DIRECTIVE>
Print the entries from the line with "stat-label: 中草药材 — [154, 256, 262, 284]" to the line with "stat-bar-shade — [347, 13, 782, 51]", both of those lines included, with no changes.

** Start of DATA FOR THIS TASK **

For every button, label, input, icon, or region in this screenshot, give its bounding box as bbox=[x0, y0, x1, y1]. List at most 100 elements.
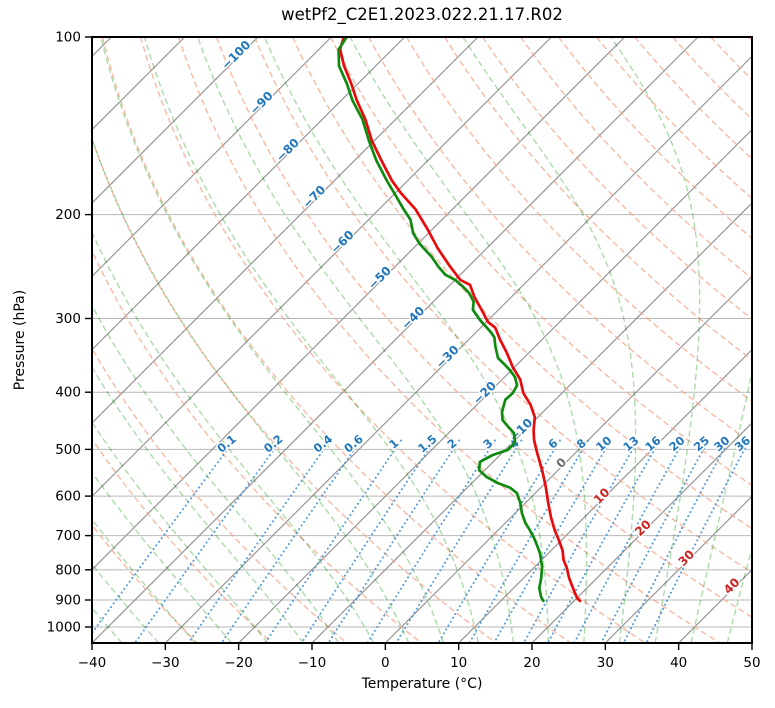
dry-adiabat-line bbox=[92, 136, 497, 643]
isotherm-line bbox=[238, 128, 752, 643]
y-tick-label: 200 bbox=[55, 207, 81, 223]
isotherm-label: 30 bbox=[675, 547, 697, 569]
y-tick-label: 400 bbox=[55, 385, 81, 401]
temperature-line bbox=[338, 37, 582, 603]
mixing-ratio-label: 36 bbox=[732, 433, 753, 454]
dry-adiabat-line bbox=[482, 37, 752, 320]
mixing-ratio-line bbox=[600, 439, 710, 643]
isotherm-label: −90 bbox=[247, 89, 276, 118]
moist-adiabat-line bbox=[197, 37, 514, 643]
mixing-ratio-line bbox=[300, 439, 436, 643]
mixing-ratio-line bbox=[546, 439, 661, 643]
dry-adiabats bbox=[92, 37, 752, 643]
moist-adiabat-line bbox=[100, 37, 445, 643]
moist-adiabat-line bbox=[92, 471, 233, 643]
mixing-ratio-line bbox=[92, 439, 235, 635]
isotherm-line bbox=[92, 37, 552, 498]
isotherm-line bbox=[92, 37, 406, 351]
mixing-ratio-label: 16 bbox=[642, 433, 663, 454]
y-tick-label: 300 bbox=[55, 311, 81, 327]
mixing-ratio-line bbox=[220, 439, 362, 643]
moist-adiabats bbox=[92, 37, 775, 643]
moist-adiabat-line bbox=[92, 304, 340, 643]
isotherm-label: −50 bbox=[365, 264, 394, 293]
y-tick-label: 900 bbox=[55, 593, 81, 609]
mixing-ratio-label: 0.6 bbox=[341, 432, 366, 456]
dry-adiabat-line bbox=[215, 37, 752, 618]
moist-adiabat-line bbox=[92, 518, 196, 643]
moist-adiabat-line bbox=[263, 37, 550, 643]
isotherm-line bbox=[92, 37, 626, 571]
y-axis-label: Pressure (hPa) bbox=[12, 289, 28, 391]
isotherm-line bbox=[92, 37, 332, 278]
dry-adiabat-line bbox=[92, 249, 422, 643]
isotherm-line bbox=[458, 348, 752, 643]
y-tick-label: 700 bbox=[55, 528, 81, 544]
mixing-ratio-line bbox=[493, 439, 612, 643]
isotherm-label: −80 bbox=[273, 136, 302, 165]
plot-area: 0.1 0.2 0.4 0.6 1 1.5 2 3 4 6 8 10 13 16 20 25 30 36−100−… bbox=[92, 37, 775, 643]
dry-adiabat-line bbox=[444, 37, 752, 361]
moist-adiabat-line bbox=[764, 37, 775, 643]
mixing-ratio-label: 0.2 bbox=[261, 432, 286, 456]
mixing-ratio-line bbox=[522, 439, 639, 643]
isotherm-lines bbox=[92, 37, 752, 643]
dry-adiabat-line bbox=[101, 37, 571, 643]
x-tick-label: 30 bbox=[597, 655, 614, 671]
isotherm-label: −40 bbox=[399, 304, 428, 333]
mixing-ratio-line bbox=[366, 439, 496, 643]
isotherm-label: −20 bbox=[470, 379, 499, 408]
isotherm-line bbox=[92, 37, 479, 424]
x-tick-label: −20 bbox=[224, 655, 253, 671]
y-tick-label: 100 bbox=[55, 30, 81, 46]
moist-adiabat-line bbox=[462, 37, 637, 643]
isotherm-label: 10 bbox=[591, 485, 613, 507]
mixing-ratio-line bbox=[395, 439, 523, 643]
isotherm-label: −70 bbox=[300, 183, 329, 212]
moist-adiabat-line bbox=[92, 230, 375, 643]
y-tick-label: 500 bbox=[55, 442, 81, 458]
mixing-ratio-label: 30 bbox=[711, 433, 732, 454]
dewpoint-line bbox=[337, 37, 545, 603]
dry-adiabat-line bbox=[291, 37, 752, 530]
x-tick-label: 20 bbox=[523, 655, 540, 671]
mixing-ratio-line bbox=[133, 439, 282, 643]
chart-title: wetPf2_C2E1.2023.022.21.17.R02 bbox=[281, 5, 563, 24]
isotherm-label: −60 bbox=[328, 228, 357, 257]
isotherm-label: 0 bbox=[553, 455, 569, 471]
plot-frame bbox=[91, 36, 753, 644]
mixing-ratio-lines bbox=[92, 439, 751, 643]
dry-adiabat-line bbox=[558, 37, 752, 240]
dry-adiabat-line bbox=[139, 37, 646, 643]
dry-adiabat-line bbox=[92, 437, 273, 643]
mixing-ratio-line bbox=[264, 439, 402, 643]
isotherm-line bbox=[751, 642, 752, 643]
y-tick-label: 1000 bbox=[47, 620, 81, 636]
isotherm-line bbox=[164, 55, 752, 643]
moist-adiabat-line bbox=[349, 37, 588, 643]
isotherm-line bbox=[384, 275, 752, 643]
isotherm-line bbox=[92, 37, 699, 643]
dry-adiabat-line bbox=[177, 37, 721, 643]
dry-adiabat-line bbox=[253, 37, 752, 574]
moist-adiabat-line bbox=[610, 37, 701, 643]
y-tick-label: 800 bbox=[55, 562, 81, 578]
mixing-ratio-label: 25 bbox=[691, 433, 712, 454]
mixing-ratio-label: 0.4 bbox=[311, 432, 336, 456]
x-tick-label: −10 bbox=[298, 655, 327, 671]
isotherm-line bbox=[92, 37, 259, 204]
mixing-ratio-line bbox=[468, 439, 590, 643]
moist-adiabat-line bbox=[726, 545, 752, 643]
mixing-ratio-line bbox=[645, 439, 751, 643]
dry-adiabat-line bbox=[92, 347, 348, 643]
isotherm-line bbox=[678, 568, 752, 643]
pressure-gridlines bbox=[92, 37, 752, 628]
moist-adiabat-line bbox=[690, 368, 752, 643]
mixing-ratio-label: 20 bbox=[666, 433, 687, 454]
tick-marks bbox=[85, 36, 753, 650]
mixing-ratio-line bbox=[187, 439, 332, 643]
dry-adiabat-line bbox=[596, 37, 752, 200]
x-tick-label: −40 bbox=[78, 655, 107, 671]
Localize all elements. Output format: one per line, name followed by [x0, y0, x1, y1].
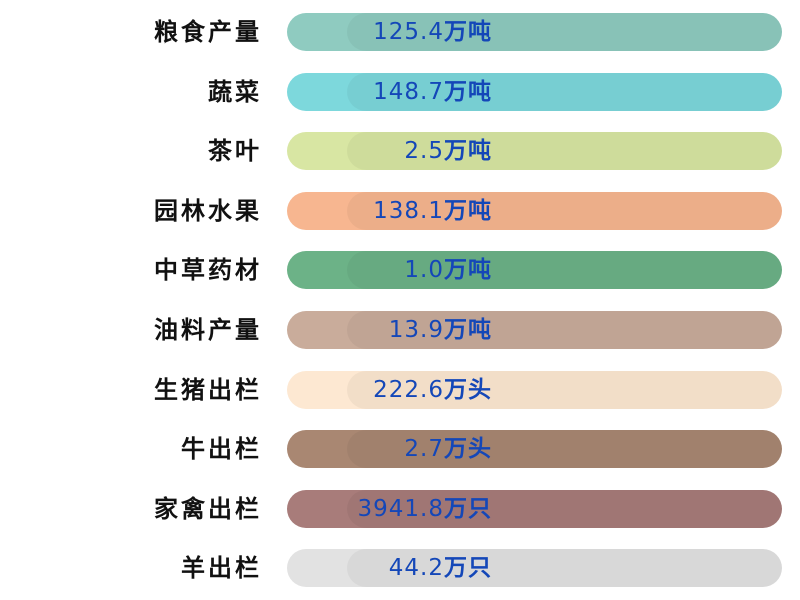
stat-label: 中草药材 — [154, 256, 262, 284]
stat-row: 油料产量 13.9万吨 — [0, 310, 800, 350]
stat-bar: 138.1万吨 — [287, 192, 782, 230]
stat-bar-shade — [347, 251, 782, 289]
stat-value-number: 3941.8 — [357, 496, 444, 522]
stat-value-unit: 万吨 — [444, 19, 492, 45]
stat-value-number: 148.7 — [373, 79, 444, 105]
stat-value: 148.7万吨 — [373, 73, 492, 111]
stat-bar-shade — [347, 13, 782, 51]
stat-value-number: 222.6 — [373, 377, 444, 403]
stat-value: 1.0万吨 — [404, 251, 492, 289]
stat-label: 蔬菜 — [208, 78, 262, 106]
stat-value-unit: 万头 — [444, 377, 492, 403]
stat-value-number: 2.7 — [404, 436, 444, 462]
stat-value-unit: 万吨 — [444, 79, 492, 105]
stat-label: 羊出栏 — [181, 554, 262, 582]
stat-value-number: 125.4 — [373, 19, 444, 45]
stat-bar: 125.4万吨 — [287, 13, 782, 51]
stat-bar: 148.7万吨 — [287, 73, 782, 111]
stat-bar: 222.6万头 — [287, 371, 782, 409]
stat-bar: 44.2万只 — [287, 549, 782, 587]
stat-value: 138.1万吨 — [373, 192, 492, 230]
stat-bar-shade — [347, 371, 782, 409]
stat-value-unit: 万吨 — [444, 257, 492, 283]
stat-value: 125.4万吨 — [373, 13, 492, 51]
stat-value: 222.6万头 — [373, 371, 492, 409]
stat-label: 粮食产量 — [154, 18, 262, 46]
stat-value-unit: 万吨 — [444, 198, 492, 224]
stat-bar: 13.9万吨 — [287, 311, 782, 349]
stat-row: 牛出栏 2.7万头 — [0, 429, 800, 469]
stat-value: 2.5万吨 — [404, 132, 492, 170]
stat-value: 44.2万只 — [389, 549, 492, 587]
stat-value-unit: 万头 — [444, 436, 492, 462]
stat-bar: 2.5万吨 — [287, 132, 782, 170]
stat-bar: 2.7万头 — [287, 430, 782, 468]
stat-label: 茶叶 — [208, 137, 262, 165]
stat-bar-shade — [347, 490, 782, 528]
stat-value-number: 44.2 — [388, 555, 444, 581]
stat-label: 园林水果 — [154, 197, 262, 225]
stat-row: 蔬菜 148.7万吨 — [0, 72, 800, 112]
stat-label: 家禽出栏 — [154, 495, 262, 523]
stat-value-number: 1.0 — [404, 257, 444, 283]
stat-value-unit: 万只 — [444, 555, 492, 581]
stat-bar-shade — [347, 192, 782, 230]
stat-bar-shade — [347, 132, 782, 170]
stat-bar-shade — [347, 430, 782, 468]
stat-row: 家禽出栏 3941.8万只 — [0, 489, 800, 529]
stat-bar-shade — [347, 73, 782, 111]
stat-row: 羊出栏 44.2万只 — [0, 548, 800, 588]
stat-value-number: 13.9 — [388, 317, 444, 343]
stat-label: 牛出栏 — [181, 435, 262, 463]
stat-row: 中草药材 1.0万吨 — [0, 250, 800, 290]
stat-value-unit: 万吨 — [444, 138, 492, 164]
stat-value: 2.7万头 — [404, 430, 492, 468]
stat-bar: 3941.8万只 — [287, 490, 782, 528]
stat-bar-shade — [347, 311, 782, 349]
stat-row: 园林水果 138.1万吨 — [0, 191, 800, 231]
stat-row: 茶叶 2.5万吨 — [0, 131, 800, 171]
stat-label: 生猪出栏 — [154, 376, 262, 404]
stat-label: 油料产量 — [154, 316, 262, 344]
stat-row: 生猪出栏 222.6万头 — [0, 370, 800, 410]
stat-bar: 1.0万吨 — [287, 251, 782, 289]
stat-value-number: 138.1 — [373, 198, 444, 224]
stat-bar-shade — [347, 549, 782, 587]
stat-value-unit: 万吨 — [444, 317, 492, 343]
stat-value-number: 2.5 — [404, 138, 444, 164]
stat-value: 3941.8万只 — [358, 490, 492, 528]
stat-value-unit: 万只 — [444, 496, 492, 522]
stat-value: 13.9万吨 — [389, 311, 492, 349]
stat-row: 粮食产量 125.4万吨 — [0, 12, 800, 52]
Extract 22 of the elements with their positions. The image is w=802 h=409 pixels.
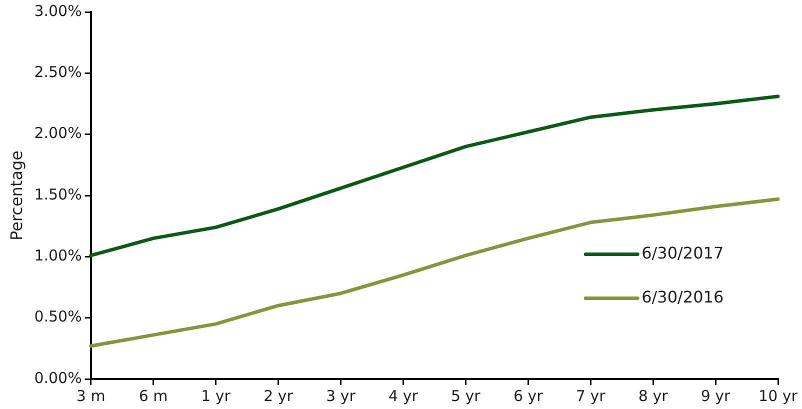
x-tick-label: 5 yr [450, 386, 482, 405]
x-tick-label: 7 yr [576, 386, 606, 405]
y-tick-label: 2.00% [34, 124, 82, 142]
y-tick-label: 0.00% [34, 368, 82, 387]
x-tick-label: 6 yr [513, 386, 544, 405]
y-tick-label: 3.00% [34, 2, 82, 20]
x-tick-label: 9 yr [700, 386, 732, 405]
y-tick-label: 1.50% [34, 185, 82, 204]
y-tick-label: 0.50% [34, 308, 82, 326]
x-tick-label: 3 yr [326, 386, 356, 405]
legend-label: 6/30/2017 [642, 243, 724, 262]
x-tick-label: 4 yr [388, 386, 419, 405]
x-tick-label: 10 yr [758, 386, 798, 405]
y-tick-label: 1.00% [34, 246, 82, 265]
x-tick-label: 3 m [76, 386, 106, 405]
y-tick-label: 2.50% [34, 63, 82, 82]
legend-label: 6/30/2016 [642, 287, 724, 306]
x-tick-label: 1 yr [201, 386, 232, 405]
x-tick-label: 6 m [138, 386, 168, 405]
x-tick-label: 2 yr [264, 386, 294, 405]
y-axis-title: Percentage [6, 150, 26, 241]
x-tick-label: 8 yr [638, 386, 669, 405]
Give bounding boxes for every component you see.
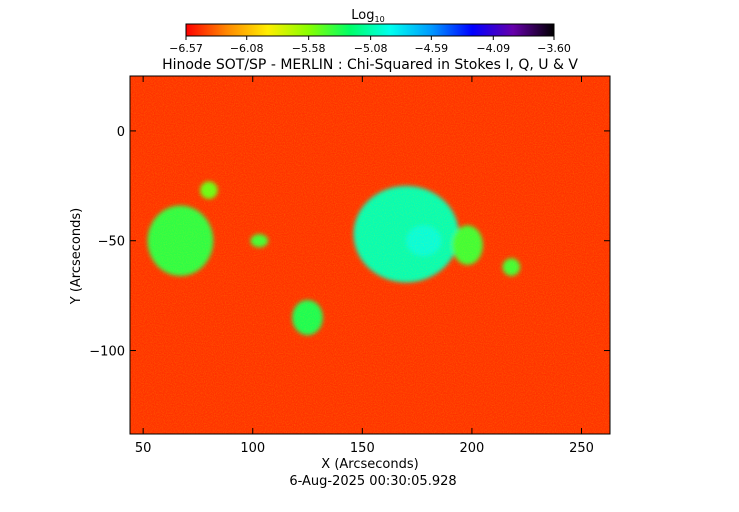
x-tick-label: 200 bbox=[460, 441, 485, 456]
x-tick-label: 150 bbox=[350, 441, 375, 456]
colorbar-tick-label: −4.59 bbox=[414, 42, 448, 55]
colorbar-gradient bbox=[185, 23, 555, 37]
plot-frame bbox=[129, 75, 611, 435]
heatmap-noise bbox=[130, 76, 610, 434]
y-axis-label: Y (Arcseconds) bbox=[69, 208, 84, 305]
y-tick-label: −100 bbox=[89, 345, 125, 360]
y-tick-label: −50 bbox=[98, 235, 125, 250]
x-axis-label: X (Arcseconds) bbox=[321, 457, 418, 472]
colorbar-label: Log10 bbox=[351, 8, 384, 24]
y-axis: 0 −50 −100 bbox=[89, 125, 610, 360]
x-tick-label: 50 bbox=[135, 441, 152, 456]
y-tick-label: 0 bbox=[117, 125, 125, 140]
x-tick-label: 100 bbox=[240, 441, 265, 456]
colorbar-tick-label: −5.08 bbox=[354, 42, 388, 55]
colorbar-tick-label: −6.57 bbox=[169, 42, 203, 55]
x-tick-label: 250 bbox=[569, 441, 594, 456]
colorbar-tick-label: −6.08 bbox=[230, 42, 264, 55]
chart-title: Hinode SOT/SP - MERLIN : Chi-Squared in … bbox=[162, 57, 578, 73]
colorbar: Log10 −6.57 −6.08 −5.58 −5.08 −4.59 −4.09 −3.6… bbox=[169, 8, 571, 55]
colorbar-tick-label: −5.58 bbox=[292, 42, 326, 55]
colorbar-tick-label: −4.09 bbox=[476, 42, 510, 55]
observation-date: 6-Aug-2025 00:30:05.928 bbox=[289, 474, 456, 489]
x-axis: 50 100 150 200 250 bbox=[135, 76, 594, 456]
heatmap-plot bbox=[129, 75, 611, 435]
colorbar-tick-label: −3.60 bbox=[537, 42, 571, 55]
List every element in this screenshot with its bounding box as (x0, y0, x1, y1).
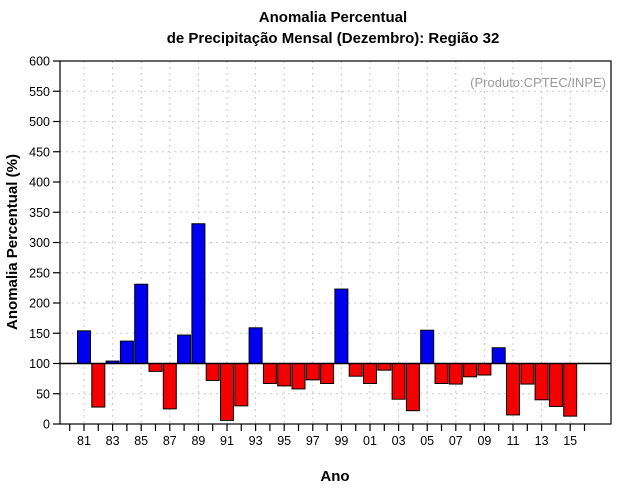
bar-2015 (563, 363, 578, 417)
bar-1996 (291, 363, 306, 390)
ytick-label-300: 300 (29, 236, 50, 250)
xtick-label-15: 15 (563, 434, 577, 448)
bar-1992 (234, 363, 249, 407)
xtick-label-85: 85 (134, 434, 148, 448)
ytick-label-350: 350 (29, 206, 50, 220)
bar-2011 (506, 363, 520, 416)
bar-2001 (363, 363, 377, 384)
bar-2010 (491, 347, 506, 364)
ytick-label-0: 0 (43, 418, 50, 432)
bar-2005 (420, 329, 435, 365)
y-axis-label: Anomalia Percentual (%) (4, 154, 21, 330)
bar-2013 (534, 363, 549, 401)
xtick-label-01: 01 (363, 434, 377, 448)
bar-1987 (162, 363, 177, 410)
bar-1990 (205, 363, 220, 381)
ytick-label-250: 250 (29, 266, 50, 280)
xtick-label-03: 03 (392, 434, 406, 448)
bar-1982 (91, 363, 106, 408)
bar-2009 (477, 363, 492, 376)
xtick-label-11: 11 (507, 434, 520, 448)
ytick-label-500: 500 (29, 115, 50, 129)
bar-1991 (220, 363, 234, 421)
ytick-label-150: 150 (29, 327, 50, 341)
ytick-label-200: 200 (29, 297, 50, 311)
bar-2002 (377, 363, 392, 371)
bars-group (77, 223, 578, 421)
xtick-label-83: 83 (106, 434, 120, 448)
y-axis-ticks: 0 50 100 150 200 250 300 350 400 450 500 550 600 (29, 55, 60, 432)
produto-annotation: (Produto:CPTEC/INPE) (470, 75, 606, 90)
xtick-label-09: 09 (477, 434, 491, 448)
bar-1984 (119, 340, 134, 364)
xtick-label-99: 99 (334, 434, 348, 448)
bar-1994 (262, 363, 277, 384)
ytick-label-600: 600 (29, 55, 50, 69)
xtick-label-13: 13 (535, 434, 549, 448)
bar-1993 (248, 327, 263, 364)
bar-2000 (348, 363, 363, 377)
bar-1999 (334, 288, 349, 364)
chart-title-line2: de Precipitação Mensal (Dezembro): Regiã… (167, 30, 500, 47)
vertical-gridlines (83, 61, 571, 424)
ytick-label-50: 50 (36, 387, 50, 401)
bar-2014 (548, 363, 563, 407)
bar-2007 (448, 363, 463, 385)
x-axis-label: Ano (320, 468, 349, 485)
chart-title-line1: Anomalia Percentual (259, 9, 407, 26)
xtick-label-93: 93 (249, 434, 263, 448)
xtick-label-97: 97 (306, 434, 320, 448)
bar-1989 (191, 223, 206, 364)
ytick-label-100: 100 (29, 357, 50, 371)
xtick-label-89: 89 (191, 434, 205, 448)
xtick-label-87: 87 (163, 434, 177, 448)
bar-1997 (305, 363, 320, 381)
bar-1995 (277, 363, 292, 387)
horizontal-gridlines (60, 90, 611, 395)
ytick-label-550: 550 (29, 85, 50, 99)
xtick-label-91: 91 (220, 434, 234, 448)
xtick-label-95: 95 (277, 434, 291, 448)
bar-1985 (134, 283, 149, 364)
bar-2006 (434, 363, 449, 384)
xtick-label-05: 05 (420, 434, 434, 448)
bar-1986 (148, 363, 163, 372)
bar-2003 (391, 363, 406, 400)
ytick-label-450: 450 (29, 145, 50, 159)
x-axis-ticks: 81 83 85 87 89 91 93 95 97 99 01 03 05 07 09 11 13 15 (69, 424, 586, 448)
bar-1988 (177, 334, 192, 365)
bar-2004 (405, 363, 420, 412)
bar-2008 (463, 363, 478, 378)
xtick-label-81: 81 (77, 434, 91, 448)
ytick-label-400: 400 (29, 176, 50, 190)
bar-2012 (520, 363, 535, 385)
xtick-label-07: 07 (449, 434, 463, 448)
bar-1998 (320, 363, 335, 384)
bar-1981 (77, 330, 91, 364)
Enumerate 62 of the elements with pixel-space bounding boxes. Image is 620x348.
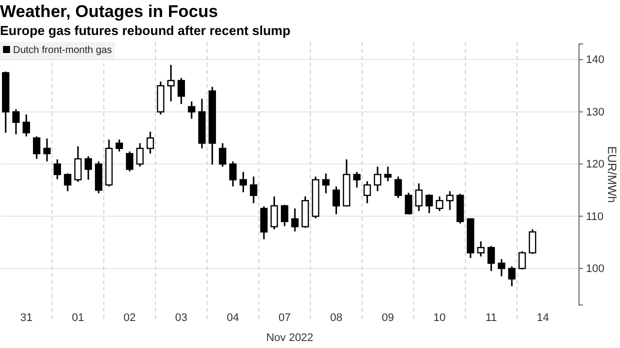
- candlestick: [270, 196, 278, 230]
- chart-title: Weather, Outages in Focus: [0, 2, 218, 21]
- y-tick-label: 130: [586, 106, 604, 118]
- x-tick-label: 04: [226, 312, 240, 324]
- y-tick-label: 120: [586, 158, 604, 171]
- candlestick: [64, 172, 72, 192]
- candlestick: [384, 166, 392, 182]
- y-tick-label: 110: [586, 210, 604, 223]
- candlestick: [250, 176, 258, 204]
- candlestick: [126, 150, 134, 172]
- candlestick: [32, 136, 40, 160]
- candlestick: [167, 64, 175, 102]
- candlestick: [404, 192, 412, 215]
- x-tick-label: 11: [485, 312, 497, 324]
- candlestick: [528, 228, 536, 255]
- legend-label: Dutch front-month gas: [13, 45, 112, 56]
- candlestick: [146, 130, 154, 154]
- candlestick: [43, 138, 51, 162]
- candlestick: [436, 196, 444, 212]
- candlestick: [240, 171, 247, 193]
- x-tick-label: 07: [278, 312, 291, 324]
- candlestick: [229, 160, 237, 188]
- candlestick: [260, 206, 268, 240]
- candlestick: [84, 155, 92, 180]
- x-tick-label: 08: [330, 312, 342, 324]
- candlestick: [508, 266, 516, 287]
- candlestick: [394, 176, 402, 199]
- candlestick: [188, 100, 196, 120]
- candlestick: [364, 180, 371, 204]
- candlestick: [12, 108, 20, 136]
- x-tick-label: 01: [72, 312, 84, 324]
- candlestick: [374, 166, 382, 192]
- x-axis-title: Nov 2022: [266, 332, 314, 344]
- candlestick: [477, 240, 485, 258]
- y-tick-label: 100: [586, 262, 604, 275]
- candlestick: [446, 190, 454, 211]
- candlestick: [353, 171, 361, 188]
- x-tick-label: 14: [536, 312, 549, 324]
- candlestick: [136, 142, 144, 168]
- candlestick: [332, 186, 340, 215]
- candlestick: [415, 182, 423, 212]
- x-tick-label: 03: [175, 312, 188, 324]
- x-tick-label: 10: [433, 312, 446, 324]
- candlestick: [518, 250, 526, 270]
- x-tick-label: 09: [382, 312, 394, 324]
- candlestick: [178, 77, 185, 105]
- x-tick-label: 31: [20, 312, 32, 324]
- candlestick: [498, 258, 506, 278]
- x-tick-label: 02: [124, 312, 136, 324]
- candlestick: [54, 158, 62, 180]
- candlestick: [22, 114, 30, 138]
- candlestick: [426, 194, 433, 214]
- candlestick: [487, 245, 495, 272]
- candlestick: [116, 138, 123, 152]
- y-tick-label: 140: [586, 54, 604, 66]
- candlestick: [322, 172, 330, 194]
- candlestick: [218, 142, 226, 168]
- candlestick: [291, 208, 299, 232]
- chart-subtitle: Europe gas futures rebound after recent slump: [0, 23, 290, 38]
- y-axis-title: EUR/MWh: [605, 146, 619, 203]
- candlestick: [74, 146, 82, 183]
- candlestick: [280, 204, 288, 227]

** End of DATA FOR THIS TASK **

IN RESPONSE>
stat-label: 中草药材 — [154, 256, 262, 284]
stat-row: 油料产量 13.9万吨 — [0, 310, 800, 350]
stat-bar: 138.1万吨 — [287, 192, 782, 230]
stat-bar-shade — [347, 251, 782, 289]
stat-value-number: 3941.8 — [357, 496, 444, 522]
stat-value-unit: 万吨 — [444, 19, 492, 45]
stat-value-number: 148.7 — [373, 79, 444, 105]
stat-value: 148.7万吨 — [373, 73, 492, 111]
stat-bar-shade — [347, 13, 782, 51]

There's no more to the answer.